## [Records for processing]
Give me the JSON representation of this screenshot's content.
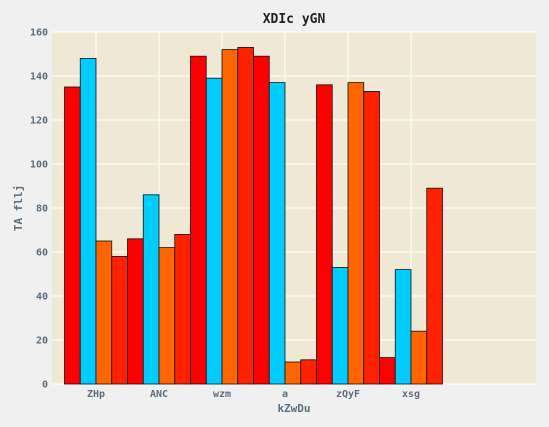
{
  "chart_data": {
    "type": "bar",
    "title": "XDIc yGN",
    "xlabel": "kZwDu",
    "ylabel": "TA fllj",
    "categories": [
      "ZHp",
      "ANC",
      "wzm",
      "a",
      "zQyF",
      "xsg"
    ],
    "ylim": [
      0,
      160
    ],
    "yticks": [
      0,
      20,
      40,
      60,
      80,
      100,
      120,
      140,
      160
    ],
    "grid": true,
    "legend": "none",
    "colors": [
      "#ff0000",
      "#00ccff",
      "#ff6600",
      "#ff2200"
    ],
    "series": [
      {
        "values": [
          135,
          66,
          149,
          149,
          136,
          12
        ]
      },
      {
        "values": [
          148,
          86,
          139,
          137,
          53,
          52
        ]
      },
      {
        "values": [
          65,
          62,
          152,
          10,
          137,
          24
        ]
      },
      {
        "values": [
          58,
          68,
          153,
          11,
          133,
          89
        ]
      }
    ],
    "background": "#efe8d5",
    "gridline_color": "#ffffff"
  }
}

## [Written problem]
Using the data above, print every line exactly, omitting pictures.

## [Answer to this problem]
Give me the JSON representation of this screenshot's content.
{
  "chart_data": {
    "type": "bar",
    "title": "XDIc yGN",
    "xlabel": "kZwDu",
    "ylabel": "TA fllj",
    "categories": [
      "ZHp",
      "ANC",
      "wzm",
      "a",
      "zQyF",
      "xsg"
    ],
    "ylim": [
      0,
      160
    ],
    "yticks": [
      0,
      20,
      40,
      60,
      80,
      100,
      120,
      140,
      160
    ],
    "grid": true,
    "legend": "none",
    "colors": [
      "#ff0000",
      "#00ccff",
      "#ff6600",
      "#ff2200"
    ],
    "series": [
      {
        "values": [
          135,
          66,
          149,
          149,
          136,
          12
        ]
      },
      {
        "values": [
          148,
          86,
          139,
          137,
          53,
          52
        ]
      },
      {
        "values": [
          65,
          62,
          152,
          10,
          137,
          24
        ]
      },
      {
        "values": [
          58,
          68,
          153,
          11,
          133,
          89
        ]
      }
    ],
    "background": "#efe8d5",
    "gridline_color": "#ffffff"
  }
}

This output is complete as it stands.